§ Instruction
What follows is a set of entries. Repeat them exactly, but not their pictures.
*** Input for this task ***
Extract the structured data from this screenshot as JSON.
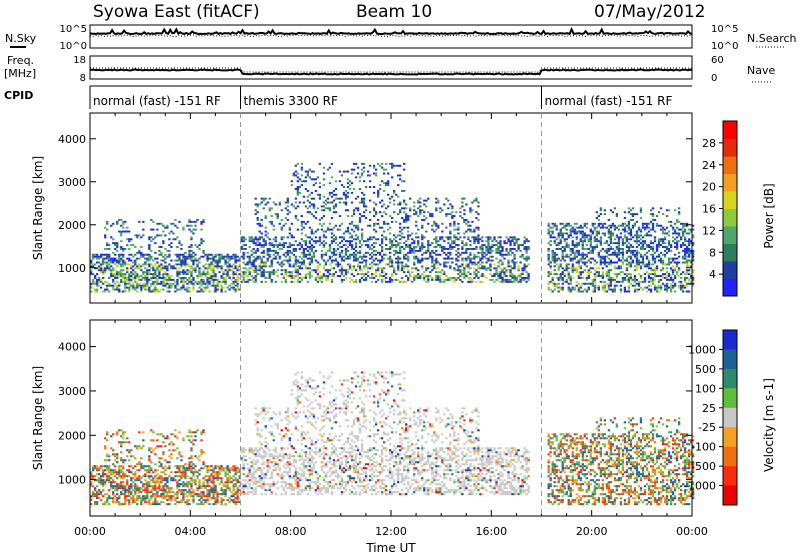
{
  "header": {
    "site": "Syowa East (fitACF)",
    "beam": "Beam 10",
    "date": "07/May/2012"
  },
  "chart_data": [
    {
      "type": "line",
      "panel": "noise",
      "left_label": "N.Sky",
      "right_label": "N.Search",
      "left_ticks": [
        "10^5",
        "10^0"
      ],
      "right_ticks": [
        "10^5",
        "10^0"
      ]
    },
    {
      "type": "scatter",
      "panel": "frequency",
      "left_label_1": "Freq.",
      "left_label_2": "[MHz]",
      "right_label": "Nave",
      "left_ticks": [
        "18",
        "8"
      ],
      "right_ticks": [
        "60",
        "0"
      ]
    },
    {
      "type": "table",
      "panel": "cpid",
      "label": "CPID",
      "segments": [
        {
          "label": "normal (fast) -151 RF",
          "start_hour": 0,
          "end_hour": 6
        },
        {
          "label": "themis 3300 RF",
          "start_hour": 6,
          "end_hour": 18
        },
        {
          "label": "normal (fast) -151 RF",
          "start_hour": 18,
          "end_hour": 24
        }
      ]
    },
    {
      "type": "heatmap",
      "panel": "power",
      "ylabel": "Slant Range [km]",
      "yticks": [
        1000,
        2000,
        3000,
        4000
      ],
      "ylim": [
        180,
        4600
      ],
      "xlim": [
        0,
        24
      ],
      "colorbar": {
        "label": "Power [dB]",
        "ticks": [
          "4",
          "8",
          "12",
          "16",
          "20",
          "24",
          "28"
        ],
        "colors": [
          "#2222ff",
          "#1d3fa0",
          "#2e7d5b",
          "#4fa86b",
          "#8ccc3a",
          "#d9d420",
          "#f3a020",
          "#ee6f12",
          "#e62a0a",
          "#ff0000"
        ]
      }
    },
    {
      "type": "heatmap",
      "panel": "velocity",
      "ylabel": "Slant Range [km]",
      "yticks": [
        1000,
        2000,
        3000,
        4000
      ],
      "ylim": [
        180,
        4600
      ],
      "xlim": [
        0,
        24
      ],
      "xlabel": "Time UT",
      "xticks": [
        "00:00",
        "04:00",
        "08:00",
        "12:00",
        "16:00",
        "20:00",
        "00:00"
      ],
      "colorbar": {
        "label": "Velocity [m s-1]",
        "ticks": [
          "1000",
          "500",
          "100",
          "25",
          "-25",
          "-100",
          "-500",
          "-1000"
        ],
        "colors": [
          "#1a2ad0",
          "#1f5f9a",
          "#2f8a6b",
          "#5fbf3a",
          "#c8c8c8",
          "#f4a020",
          "#f07010",
          "#ff2a10",
          "#ee0000"
        ]
      }
    }
  ]
}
***
§ Solution for this exercise
Extract the structured data from this screenshot as JSON.
{
  "header": {
    "site": "Syowa East (fitACF)",
    "beam": "Beam 10",
    "date": "07/May/2012"
  },
  "chart_data": [
    {
      "type": "line",
      "panel": "noise",
      "left_label": "N.Sky",
      "right_label": "N.Search",
      "left_ticks": [
        "10^5",
        "10^0"
      ],
      "right_ticks": [
        "10^5",
        "10^0"
      ]
    },
    {
      "type": "scatter",
      "panel": "frequency",
      "left_label_1": "Freq.",
      "left_label_2": "[MHz]",
      "right_label": "Nave",
      "left_ticks": [
        "18",
        "8"
      ],
      "right_ticks": [
        "60",
        "0"
      ]
    },
    {
      "type": "table",
      "panel": "cpid",
      "label": "CPID",
      "segments": [
        {
          "label": "normal (fast) -151 RF",
          "start_hour": 0,
          "end_hour": 6
        },
        {
          "label": "themis 3300 RF",
          "start_hour": 6,
          "end_hour": 18
        },
        {
          "label": "normal (fast) -151 RF",
          "start_hour": 18,
          "end_hour": 24
        }
      ]
    },
    {
      "type": "heatmap",
      "panel": "power",
      "ylabel": "Slant Range [km]",
      "yticks": [
        1000,
        2000,
        3000,
        4000
      ],
      "ylim": [
        180,
        4600
      ],
      "xlim": [
        0,
        24
      ],
      "colorbar": {
        "label": "Power [dB]",
        "ticks": [
          "4",
          "8",
          "12",
          "16",
          "20",
          "24",
          "28"
        ],
        "colors": [
          "#2222ff",
          "#1d3fa0",
          "#2e7d5b",
          "#4fa86b",
          "#8ccc3a",
          "#d9d420",
          "#f3a020",
          "#ee6f12",
          "#e62a0a",
          "#ff0000"
        ]
      }
    },
    {
      "type": "heatmap",
      "panel": "velocity",
      "ylabel": "Slant Range [km]",
      "yticks": [
        1000,
        2000,
        3000,
        4000
      ],
      "ylim": [
        180,
        4600
      ],
      "xlim": [
        0,
        24
      ],
      "xlabel": "Time UT",
      "xticks": [
        "00:00",
        "04:00",
        "08:00",
        "12:00",
        "16:00",
        "20:00",
        "00:00"
      ],
      "colorbar": {
        "label": "Velocity [m s-1]",
        "ticks": [
          "1000",
          "500",
          "100",
          "25",
          "-25",
          "-100",
          "-500",
          "-1000"
        ],
        "colors": [
          "#1a2ad0",
          "#1f5f9a",
          "#2f8a6b",
          "#5fbf3a",
          "#c8c8c8",
          "#f4a020",
          "#f07010",
          "#ff2a10",
          "#ee0000"
        ]
      }
    }
  ]
}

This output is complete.